— start of Provided data —
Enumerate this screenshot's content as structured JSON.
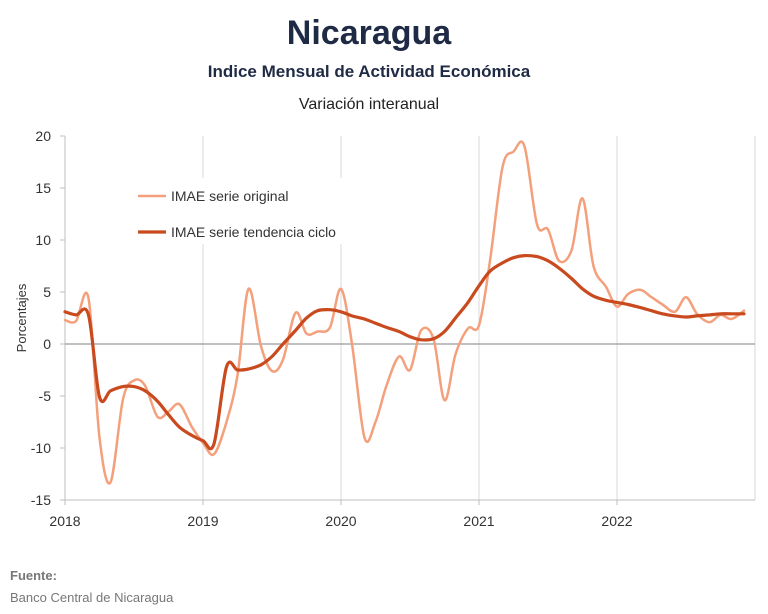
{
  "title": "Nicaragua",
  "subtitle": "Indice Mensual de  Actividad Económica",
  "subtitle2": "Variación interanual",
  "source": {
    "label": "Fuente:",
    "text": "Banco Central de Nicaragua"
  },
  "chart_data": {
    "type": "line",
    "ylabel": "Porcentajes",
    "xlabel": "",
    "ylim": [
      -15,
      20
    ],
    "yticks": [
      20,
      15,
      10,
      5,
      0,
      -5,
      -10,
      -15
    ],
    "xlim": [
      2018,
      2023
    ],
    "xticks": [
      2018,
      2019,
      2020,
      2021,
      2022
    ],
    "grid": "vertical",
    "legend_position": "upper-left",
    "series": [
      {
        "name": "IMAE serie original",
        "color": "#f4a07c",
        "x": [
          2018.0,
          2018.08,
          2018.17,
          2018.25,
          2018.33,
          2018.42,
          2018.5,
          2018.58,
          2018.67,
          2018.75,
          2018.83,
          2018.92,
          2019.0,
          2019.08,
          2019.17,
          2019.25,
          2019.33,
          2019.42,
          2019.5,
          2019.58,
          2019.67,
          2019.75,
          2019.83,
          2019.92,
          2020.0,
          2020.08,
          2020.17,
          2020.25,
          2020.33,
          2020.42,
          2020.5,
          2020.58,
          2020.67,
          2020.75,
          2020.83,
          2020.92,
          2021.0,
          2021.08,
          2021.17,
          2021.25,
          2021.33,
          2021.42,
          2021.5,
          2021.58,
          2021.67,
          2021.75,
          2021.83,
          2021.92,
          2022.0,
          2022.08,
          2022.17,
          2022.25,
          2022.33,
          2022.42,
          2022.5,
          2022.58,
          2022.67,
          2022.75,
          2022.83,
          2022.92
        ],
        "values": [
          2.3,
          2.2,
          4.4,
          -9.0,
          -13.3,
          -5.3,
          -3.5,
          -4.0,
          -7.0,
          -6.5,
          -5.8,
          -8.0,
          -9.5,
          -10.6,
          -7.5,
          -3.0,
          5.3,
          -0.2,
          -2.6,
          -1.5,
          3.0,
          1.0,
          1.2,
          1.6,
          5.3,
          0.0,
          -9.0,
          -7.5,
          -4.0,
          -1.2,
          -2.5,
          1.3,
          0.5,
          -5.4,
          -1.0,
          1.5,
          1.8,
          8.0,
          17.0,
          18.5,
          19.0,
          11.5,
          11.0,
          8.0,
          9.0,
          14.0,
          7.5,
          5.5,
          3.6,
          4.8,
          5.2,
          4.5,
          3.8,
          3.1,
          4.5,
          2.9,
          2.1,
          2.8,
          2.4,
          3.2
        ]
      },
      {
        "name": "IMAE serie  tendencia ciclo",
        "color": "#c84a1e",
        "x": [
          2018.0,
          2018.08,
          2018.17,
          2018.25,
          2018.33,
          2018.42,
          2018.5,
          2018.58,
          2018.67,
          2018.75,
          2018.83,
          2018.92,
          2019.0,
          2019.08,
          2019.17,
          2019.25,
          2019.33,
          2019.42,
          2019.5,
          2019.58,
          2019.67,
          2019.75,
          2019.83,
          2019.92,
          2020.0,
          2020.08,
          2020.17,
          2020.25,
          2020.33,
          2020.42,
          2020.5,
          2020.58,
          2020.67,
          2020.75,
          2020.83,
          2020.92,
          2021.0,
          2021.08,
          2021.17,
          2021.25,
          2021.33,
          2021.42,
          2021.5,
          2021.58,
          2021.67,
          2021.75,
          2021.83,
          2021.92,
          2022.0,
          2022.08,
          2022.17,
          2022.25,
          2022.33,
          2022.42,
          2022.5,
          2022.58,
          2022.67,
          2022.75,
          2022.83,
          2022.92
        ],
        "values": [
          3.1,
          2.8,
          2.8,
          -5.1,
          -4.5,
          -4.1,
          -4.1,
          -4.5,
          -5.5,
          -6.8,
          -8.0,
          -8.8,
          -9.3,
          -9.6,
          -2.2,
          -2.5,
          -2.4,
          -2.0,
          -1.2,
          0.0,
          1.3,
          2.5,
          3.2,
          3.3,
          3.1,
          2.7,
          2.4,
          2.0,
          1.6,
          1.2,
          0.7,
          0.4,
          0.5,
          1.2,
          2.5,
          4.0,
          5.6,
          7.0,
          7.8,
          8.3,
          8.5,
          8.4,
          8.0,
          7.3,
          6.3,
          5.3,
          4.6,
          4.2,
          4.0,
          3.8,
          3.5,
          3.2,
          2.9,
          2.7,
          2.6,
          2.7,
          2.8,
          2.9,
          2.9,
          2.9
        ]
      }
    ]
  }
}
— end of Provided data —
— start of Provided data —
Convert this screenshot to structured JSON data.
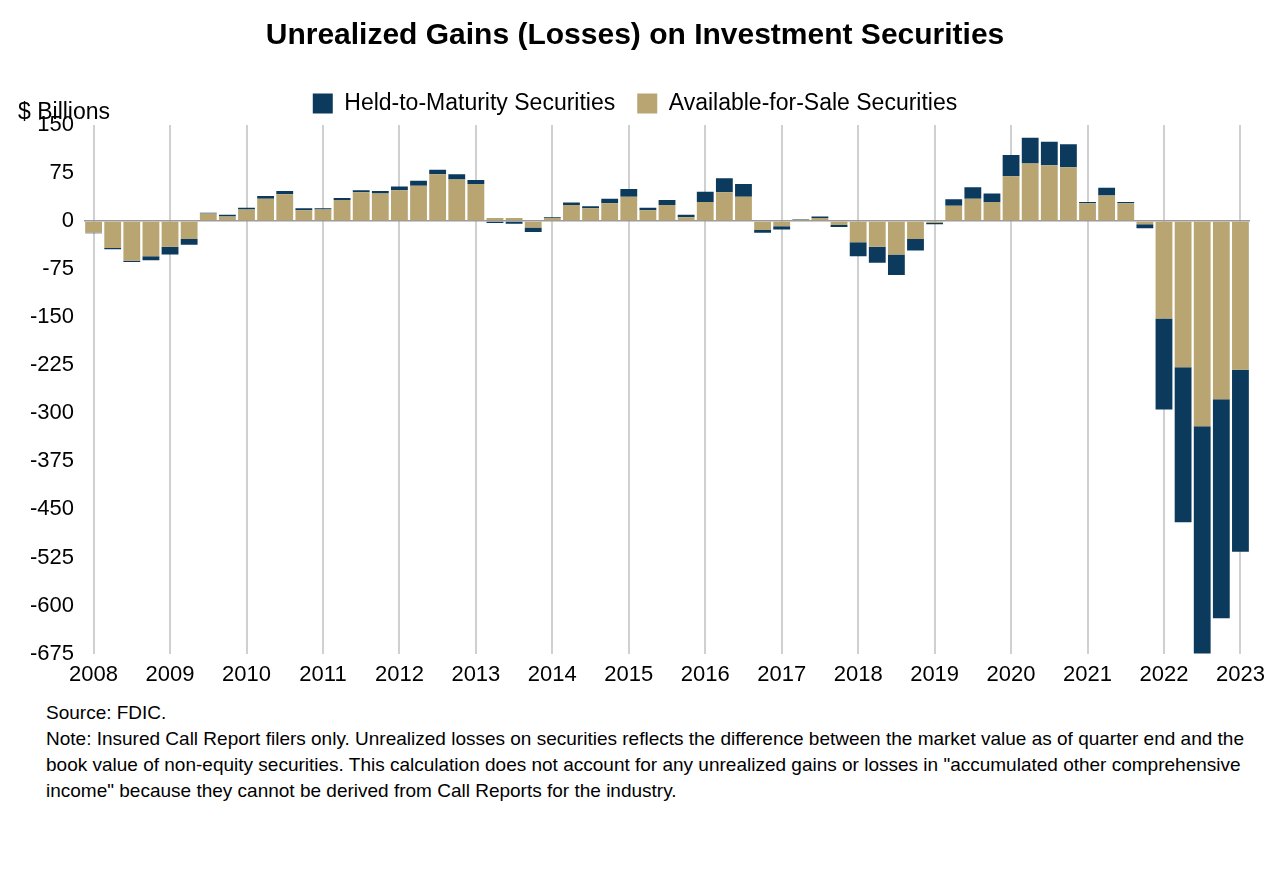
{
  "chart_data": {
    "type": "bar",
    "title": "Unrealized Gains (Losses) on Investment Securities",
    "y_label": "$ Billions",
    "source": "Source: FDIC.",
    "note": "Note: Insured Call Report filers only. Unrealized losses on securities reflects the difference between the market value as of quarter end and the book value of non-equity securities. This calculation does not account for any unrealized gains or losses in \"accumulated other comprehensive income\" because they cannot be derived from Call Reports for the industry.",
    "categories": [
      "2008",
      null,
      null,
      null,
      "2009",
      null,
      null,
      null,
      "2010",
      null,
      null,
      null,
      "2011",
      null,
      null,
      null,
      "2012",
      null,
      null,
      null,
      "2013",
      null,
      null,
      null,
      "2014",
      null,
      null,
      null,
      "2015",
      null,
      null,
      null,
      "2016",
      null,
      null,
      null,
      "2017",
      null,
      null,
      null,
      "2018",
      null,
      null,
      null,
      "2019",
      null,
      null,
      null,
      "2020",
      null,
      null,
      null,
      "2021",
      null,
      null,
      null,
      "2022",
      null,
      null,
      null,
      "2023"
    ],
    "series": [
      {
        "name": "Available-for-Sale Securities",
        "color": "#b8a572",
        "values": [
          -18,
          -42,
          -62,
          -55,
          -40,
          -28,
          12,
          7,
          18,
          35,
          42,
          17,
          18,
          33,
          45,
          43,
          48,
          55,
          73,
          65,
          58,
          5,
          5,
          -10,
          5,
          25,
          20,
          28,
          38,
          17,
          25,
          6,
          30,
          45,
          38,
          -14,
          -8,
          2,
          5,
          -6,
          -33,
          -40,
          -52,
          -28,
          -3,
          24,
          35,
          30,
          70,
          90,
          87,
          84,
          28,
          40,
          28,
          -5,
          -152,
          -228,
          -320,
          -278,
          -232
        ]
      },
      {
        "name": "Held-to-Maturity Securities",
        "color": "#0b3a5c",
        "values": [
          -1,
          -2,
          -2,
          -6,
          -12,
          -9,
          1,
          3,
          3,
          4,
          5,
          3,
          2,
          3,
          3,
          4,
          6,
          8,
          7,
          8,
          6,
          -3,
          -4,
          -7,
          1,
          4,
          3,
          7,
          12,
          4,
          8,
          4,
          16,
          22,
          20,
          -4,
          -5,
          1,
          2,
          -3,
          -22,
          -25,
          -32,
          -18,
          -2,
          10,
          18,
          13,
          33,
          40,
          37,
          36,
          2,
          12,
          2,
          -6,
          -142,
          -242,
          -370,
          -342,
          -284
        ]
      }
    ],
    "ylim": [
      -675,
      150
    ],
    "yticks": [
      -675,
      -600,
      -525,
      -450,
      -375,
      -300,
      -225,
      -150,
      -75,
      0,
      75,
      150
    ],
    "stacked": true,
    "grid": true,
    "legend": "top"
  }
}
— end of Provided data —
## What you need to do
How many lines in the records above contain the word "IMAE"? Give only the number.

## Reply to the exercise
2